Task details:
Scan the listing and work out how many lines contain the word "point". Nothing but the number should be given.

(begin)

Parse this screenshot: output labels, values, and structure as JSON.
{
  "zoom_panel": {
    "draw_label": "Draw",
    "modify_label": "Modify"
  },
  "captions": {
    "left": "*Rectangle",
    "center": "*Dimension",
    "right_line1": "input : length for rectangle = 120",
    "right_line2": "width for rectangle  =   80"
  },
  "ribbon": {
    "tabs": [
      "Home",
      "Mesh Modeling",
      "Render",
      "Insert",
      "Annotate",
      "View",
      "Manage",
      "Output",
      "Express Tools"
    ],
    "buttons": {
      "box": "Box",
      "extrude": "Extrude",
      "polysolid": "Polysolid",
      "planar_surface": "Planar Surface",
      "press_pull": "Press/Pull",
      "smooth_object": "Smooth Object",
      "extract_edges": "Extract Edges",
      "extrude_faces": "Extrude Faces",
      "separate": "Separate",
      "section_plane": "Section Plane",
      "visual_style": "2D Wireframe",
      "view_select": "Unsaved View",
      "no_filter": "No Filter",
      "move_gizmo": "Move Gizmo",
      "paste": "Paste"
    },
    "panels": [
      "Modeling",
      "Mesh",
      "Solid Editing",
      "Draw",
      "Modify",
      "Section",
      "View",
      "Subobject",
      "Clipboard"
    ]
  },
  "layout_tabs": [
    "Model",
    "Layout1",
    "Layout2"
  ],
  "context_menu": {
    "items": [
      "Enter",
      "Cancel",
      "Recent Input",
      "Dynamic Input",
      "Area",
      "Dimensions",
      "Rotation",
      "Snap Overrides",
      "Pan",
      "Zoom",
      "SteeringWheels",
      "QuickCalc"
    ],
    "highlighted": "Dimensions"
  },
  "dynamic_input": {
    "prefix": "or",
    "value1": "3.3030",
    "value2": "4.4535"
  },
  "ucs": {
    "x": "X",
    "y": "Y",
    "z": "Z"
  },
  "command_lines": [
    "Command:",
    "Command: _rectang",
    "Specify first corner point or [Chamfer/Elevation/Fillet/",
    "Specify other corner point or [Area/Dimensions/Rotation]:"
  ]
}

(end)

Answer to this problem:
2